[Collection entries]
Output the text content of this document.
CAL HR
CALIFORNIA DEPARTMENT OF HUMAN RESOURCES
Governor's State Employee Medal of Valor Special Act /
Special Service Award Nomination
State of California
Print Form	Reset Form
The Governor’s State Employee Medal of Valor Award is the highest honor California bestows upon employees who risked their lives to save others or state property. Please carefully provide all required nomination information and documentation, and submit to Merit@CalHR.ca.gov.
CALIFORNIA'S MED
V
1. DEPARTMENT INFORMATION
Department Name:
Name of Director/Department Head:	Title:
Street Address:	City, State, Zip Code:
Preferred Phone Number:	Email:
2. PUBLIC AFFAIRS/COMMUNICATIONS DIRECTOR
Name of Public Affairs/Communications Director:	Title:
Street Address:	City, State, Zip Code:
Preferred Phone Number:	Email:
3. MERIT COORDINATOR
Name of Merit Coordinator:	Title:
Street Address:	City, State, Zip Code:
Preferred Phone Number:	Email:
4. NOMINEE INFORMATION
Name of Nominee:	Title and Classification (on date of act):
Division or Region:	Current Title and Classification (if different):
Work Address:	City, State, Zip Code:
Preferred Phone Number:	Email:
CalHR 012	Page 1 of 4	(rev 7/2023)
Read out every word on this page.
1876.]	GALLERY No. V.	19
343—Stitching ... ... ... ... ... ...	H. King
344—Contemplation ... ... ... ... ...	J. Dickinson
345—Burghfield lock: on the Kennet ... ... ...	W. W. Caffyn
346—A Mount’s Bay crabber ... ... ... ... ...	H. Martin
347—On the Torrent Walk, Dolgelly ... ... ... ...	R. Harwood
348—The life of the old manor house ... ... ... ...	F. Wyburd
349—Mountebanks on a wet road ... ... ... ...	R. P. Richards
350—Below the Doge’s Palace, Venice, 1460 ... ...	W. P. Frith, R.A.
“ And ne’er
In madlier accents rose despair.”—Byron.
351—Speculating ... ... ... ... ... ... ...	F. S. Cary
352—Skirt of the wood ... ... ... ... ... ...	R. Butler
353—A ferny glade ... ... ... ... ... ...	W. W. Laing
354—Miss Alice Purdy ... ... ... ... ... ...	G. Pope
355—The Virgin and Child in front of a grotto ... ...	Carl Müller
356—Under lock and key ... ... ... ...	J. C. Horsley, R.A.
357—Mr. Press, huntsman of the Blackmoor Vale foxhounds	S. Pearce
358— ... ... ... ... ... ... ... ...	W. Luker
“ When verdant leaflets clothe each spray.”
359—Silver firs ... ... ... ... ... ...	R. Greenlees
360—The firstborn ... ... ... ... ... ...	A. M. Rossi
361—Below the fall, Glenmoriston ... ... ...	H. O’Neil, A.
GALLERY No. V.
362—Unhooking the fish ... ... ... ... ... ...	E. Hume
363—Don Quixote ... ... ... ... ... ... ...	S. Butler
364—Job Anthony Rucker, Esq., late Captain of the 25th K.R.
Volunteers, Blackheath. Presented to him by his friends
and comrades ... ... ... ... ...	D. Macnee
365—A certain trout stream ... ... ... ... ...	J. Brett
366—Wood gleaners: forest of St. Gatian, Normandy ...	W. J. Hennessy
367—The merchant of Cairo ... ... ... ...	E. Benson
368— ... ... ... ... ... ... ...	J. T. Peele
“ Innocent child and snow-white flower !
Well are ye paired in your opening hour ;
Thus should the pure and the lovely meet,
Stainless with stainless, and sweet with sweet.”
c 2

**Exercise objective**.
Output the complete data exactly as written.

**Reply to the exercise**.
Output the text content of this document.
CAL HR
CALIFORNIA DEPARTMENT OF HUMAN RESOURCES
Governor's State Employee Medal of Valor Special Act /
Special Service Award Nomination
State of California
Print Form	Reset Form
The Governor’s State Employee Medal of Valor Award is the highest honor California bestows upon employees who risked their lives to save others or state property. Please carefully provide all required nomination information and documentation, and submit to Merit@CalHR.ca.gov.
CALIFORNIA'S MED
V
1. DEPARTMENT INFORMATION
Department Name:
Name of Director/Department Head:	Title:
Street Address:	City, State, Zip Code:
Preferred Phone Number:	Email:
2. PUBLIC AFFAIRS/COMMUNICATIONS DIRECTOR
Name of Public Affairs/Communications Director:	Title:
Street Address:	City, State, Zip Code:
Preferred Phone Number:	Email:
3. MERIT COORDINATOR
Name of Merit Coordinator:	Title:
Street Address:	City, State, Zip Code:
Preferred Phone Number:	Email:
4. NOMINEE INFORMATION
Name of Nominee:	Title and Classification (on date of act):
Division or Region:	Current Title and Classification (if different):
Work Address:	City, State, Zip Code:
Preferred Phone Number:	Email:
CalHR 012	Page 1 of 4	(rev 7/2023)
Read out every word on this page.
1876.]	GALLERY No. V.	19
343—Stitching ... ... ... ... ... ...	H. King
344—Contemplation ... ... ... ... ...	J. Dickinson
345—Burghfield lock: on the Kennet ... ... ...	W. W. Caffyn
346—A Mount’s Bay crabber ... ... ... ... ...	H. Martin
347—On the Torrent Walk, Dolgelly ... ... ... ...	R. Harwood
348—The life of the old manor house ... ... ... ...	F. Wyburd
349—Mountebanks on a wet road ... ... ... ...	R. P. Richards
350—Below the Doge’s Palace, Venice, 1460 ... ...	W. P. Frith, R.A.
“ And ne’er
In madlier accents rose despair.”—Byron.
351—Speculating ... ... ... ... ... ... ...	F. S. Cary
352—Skirt of the wood ... ... ... ... ... ...	R. Butler
353—A ferny glade ... ... ... ... ... ...	W. W. Laing
354—Miss Alice Purdy ... ... ... ... ... ...	G. Pope
355—The Virgin and Child in front of a grotto ... ...	Carl Müller
356—Under lock and key ... ... ... ...	J. C. Horsley, R.A.
357—Mr. Press, huntsman of the Blackmoor Vale foxhounds	S. Pearce
358— ... ... ... ... ... ... ... ...	W. Luker
“ When verdant leaflets clothe each spray.”
359—Silver firs ... ... ... ... ... ...	R. Greenlees
360—The firstborn ... ... ... ... ... ...	A. M. Rossi
361—Below the fall, Glenmoriston ... ... ...	H. O’Neil, A.
GALLERY No. V.
362—Unhooking the fish ... ... ... ... ... ...	E. Hume
363—Don Quixote ... ... ... ... ... ... ...	S. Butler
364—Job Anthony Rucker, Esq., late Captain of the 25th K.R.
Volunteers, Blackheath. Presented to him by his friends
and comrades ... ... ... ... ...	D. Macnee
365—A certain trout stream ... ... ... ... ...	J. Brett
366—Wood gleaners: forest of St. Gatian, Normandy ...	W. J. Hennessy
367—The merchant of Cairo ... ... ... ...	E. Benson
368— ... ... ... ... ... ... ...	J. T. Peele
“ Innocent child and snow-white flower !
Well are ye paired in your opening hour ;
Thus should the pure and the lovely meet,
Stainless with stainless, and sweet with sweet.”
c 2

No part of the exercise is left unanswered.